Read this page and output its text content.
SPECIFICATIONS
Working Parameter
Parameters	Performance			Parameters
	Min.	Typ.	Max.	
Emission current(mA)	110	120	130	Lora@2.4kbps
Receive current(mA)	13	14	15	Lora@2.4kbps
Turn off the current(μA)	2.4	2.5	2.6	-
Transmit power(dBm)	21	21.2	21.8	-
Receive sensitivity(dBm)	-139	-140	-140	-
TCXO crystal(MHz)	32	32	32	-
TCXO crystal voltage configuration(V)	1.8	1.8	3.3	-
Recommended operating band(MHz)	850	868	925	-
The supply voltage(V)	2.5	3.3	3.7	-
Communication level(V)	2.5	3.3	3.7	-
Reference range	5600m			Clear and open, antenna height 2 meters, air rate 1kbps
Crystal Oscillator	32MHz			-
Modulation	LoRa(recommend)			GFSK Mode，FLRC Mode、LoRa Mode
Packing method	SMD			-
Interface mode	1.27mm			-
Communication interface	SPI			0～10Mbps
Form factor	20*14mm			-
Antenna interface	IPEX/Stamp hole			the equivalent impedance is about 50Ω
+--
Task directions:
Restate the listing in full, word for word.

Correct output:
Read this page and output its text content.
SPECIFICATIONS
Working Parameter
Parameters	Performance			Parameters
	Min.	Typ.	Max.	
Emission current(mA)	110	120	130	Lora@2.4kbps
Receive current(mA)	13	14	15	Lora@2.4kbps
Turn off the current(μA)	2.4	2.5	2.6	-
Transmit power(dBm)	21	21.2	21.8	-
Receive sensitivity(dBm)	-139	-140	-140	-
TCXO crystal(MHz)	32	32	32	-
TCXO crystal voltage configuration(V)	1.8	1.8	3.3	-
Recommended operating band(MHz)	850	868	925	-
The supply voltage(V)	2.5	3.3	3.7	-
Communication level(V)	2.5	3.3	3.7	-
Reference range	5600m			Clear and open, antenna height 2 meters, air rate 1kbps
Crystal Oscillator	32MHz			-
Modulation	LoRa(recommend)			GFSK Mode，FLRC Mode、LoRa Mode
Packing method	SMD			-
Interface mode	1.27mm			-
Communication interface	SPI			0～10Mbps
Form factor	20*14mm			-
Antenna interface	IPEX/Stamp hole			the equivalent impedance is about 50Ω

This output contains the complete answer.